* [Written task]
Find the lines containing the word "label" and copy every one of them.

(Dataset entries)
--- start ---
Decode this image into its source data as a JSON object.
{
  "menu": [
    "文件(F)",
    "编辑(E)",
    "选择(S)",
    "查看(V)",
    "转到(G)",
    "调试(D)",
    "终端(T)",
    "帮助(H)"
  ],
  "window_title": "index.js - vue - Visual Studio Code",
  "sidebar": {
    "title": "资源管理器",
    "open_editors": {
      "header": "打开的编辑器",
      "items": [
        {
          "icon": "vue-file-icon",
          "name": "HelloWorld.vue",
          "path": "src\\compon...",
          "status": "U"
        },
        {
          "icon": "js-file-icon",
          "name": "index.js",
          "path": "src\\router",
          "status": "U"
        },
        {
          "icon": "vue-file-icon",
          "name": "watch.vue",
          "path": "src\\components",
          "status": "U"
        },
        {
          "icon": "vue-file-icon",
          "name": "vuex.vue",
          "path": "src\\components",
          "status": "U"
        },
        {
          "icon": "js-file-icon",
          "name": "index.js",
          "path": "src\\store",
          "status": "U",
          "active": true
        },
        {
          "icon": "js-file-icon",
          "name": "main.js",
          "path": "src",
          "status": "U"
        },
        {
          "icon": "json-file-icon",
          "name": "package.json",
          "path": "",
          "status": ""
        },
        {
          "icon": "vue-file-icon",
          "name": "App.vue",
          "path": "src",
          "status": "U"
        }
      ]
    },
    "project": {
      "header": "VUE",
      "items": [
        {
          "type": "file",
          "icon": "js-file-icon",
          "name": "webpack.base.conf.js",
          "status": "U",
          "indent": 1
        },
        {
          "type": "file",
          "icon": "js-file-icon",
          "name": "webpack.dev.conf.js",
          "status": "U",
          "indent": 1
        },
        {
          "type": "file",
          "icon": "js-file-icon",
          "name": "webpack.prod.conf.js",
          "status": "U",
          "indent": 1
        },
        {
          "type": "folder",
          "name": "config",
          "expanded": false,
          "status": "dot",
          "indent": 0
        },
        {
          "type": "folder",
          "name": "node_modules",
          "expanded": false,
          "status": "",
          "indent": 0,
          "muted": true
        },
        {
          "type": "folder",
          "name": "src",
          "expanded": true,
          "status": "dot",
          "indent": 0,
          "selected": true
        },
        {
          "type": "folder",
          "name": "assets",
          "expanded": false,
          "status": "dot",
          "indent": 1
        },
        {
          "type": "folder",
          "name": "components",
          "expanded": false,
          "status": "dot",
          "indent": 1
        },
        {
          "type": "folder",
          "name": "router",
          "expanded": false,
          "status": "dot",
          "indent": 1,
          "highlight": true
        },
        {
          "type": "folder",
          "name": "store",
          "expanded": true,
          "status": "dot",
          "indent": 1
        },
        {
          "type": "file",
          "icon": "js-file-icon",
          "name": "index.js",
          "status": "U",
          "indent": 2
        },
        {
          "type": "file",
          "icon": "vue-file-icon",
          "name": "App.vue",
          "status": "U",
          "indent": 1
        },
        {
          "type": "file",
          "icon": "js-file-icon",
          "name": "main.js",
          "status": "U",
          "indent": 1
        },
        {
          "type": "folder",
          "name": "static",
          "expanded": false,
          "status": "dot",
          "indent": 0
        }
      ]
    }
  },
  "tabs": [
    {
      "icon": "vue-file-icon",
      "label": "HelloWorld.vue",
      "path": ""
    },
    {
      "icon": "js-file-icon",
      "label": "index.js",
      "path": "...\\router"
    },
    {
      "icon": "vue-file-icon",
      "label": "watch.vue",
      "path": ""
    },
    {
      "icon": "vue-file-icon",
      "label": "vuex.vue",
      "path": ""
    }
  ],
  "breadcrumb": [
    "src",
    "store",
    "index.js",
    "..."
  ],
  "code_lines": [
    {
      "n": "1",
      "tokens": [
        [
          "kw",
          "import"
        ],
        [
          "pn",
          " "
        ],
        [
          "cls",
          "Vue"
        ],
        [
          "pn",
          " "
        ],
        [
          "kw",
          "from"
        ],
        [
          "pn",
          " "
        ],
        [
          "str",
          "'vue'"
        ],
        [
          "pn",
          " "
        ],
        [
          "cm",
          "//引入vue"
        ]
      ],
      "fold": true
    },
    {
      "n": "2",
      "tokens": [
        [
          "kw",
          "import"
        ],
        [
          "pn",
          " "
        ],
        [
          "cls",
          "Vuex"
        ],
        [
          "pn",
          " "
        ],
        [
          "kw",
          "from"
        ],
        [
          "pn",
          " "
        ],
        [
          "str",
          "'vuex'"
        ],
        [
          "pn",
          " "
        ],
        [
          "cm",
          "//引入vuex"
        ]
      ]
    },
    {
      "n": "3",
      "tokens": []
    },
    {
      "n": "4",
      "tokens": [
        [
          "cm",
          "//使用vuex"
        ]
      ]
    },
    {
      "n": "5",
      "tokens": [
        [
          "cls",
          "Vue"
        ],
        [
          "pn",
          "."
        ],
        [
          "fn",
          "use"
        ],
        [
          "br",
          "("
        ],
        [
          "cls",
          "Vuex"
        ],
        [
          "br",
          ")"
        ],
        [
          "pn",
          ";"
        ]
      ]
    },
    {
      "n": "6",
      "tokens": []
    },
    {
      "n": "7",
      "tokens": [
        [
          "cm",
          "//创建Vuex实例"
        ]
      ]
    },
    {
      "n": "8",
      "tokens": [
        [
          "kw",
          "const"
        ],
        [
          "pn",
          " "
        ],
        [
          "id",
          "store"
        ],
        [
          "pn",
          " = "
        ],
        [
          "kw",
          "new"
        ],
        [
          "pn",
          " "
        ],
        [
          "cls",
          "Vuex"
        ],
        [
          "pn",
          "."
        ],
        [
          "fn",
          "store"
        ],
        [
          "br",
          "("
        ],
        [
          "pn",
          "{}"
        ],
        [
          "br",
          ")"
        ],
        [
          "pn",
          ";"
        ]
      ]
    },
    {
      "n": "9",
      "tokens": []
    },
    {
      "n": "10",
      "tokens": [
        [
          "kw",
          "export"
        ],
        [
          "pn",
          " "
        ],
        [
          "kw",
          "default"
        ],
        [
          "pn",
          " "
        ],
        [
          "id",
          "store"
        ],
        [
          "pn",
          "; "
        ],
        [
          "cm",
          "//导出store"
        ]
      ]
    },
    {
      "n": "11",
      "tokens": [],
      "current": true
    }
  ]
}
--- end ---
* [Problem solution]
      "label": "HelloWorld.vue",
      "label": "index.js",
      "label": "watch.vue",
      "label": "vuex.vue",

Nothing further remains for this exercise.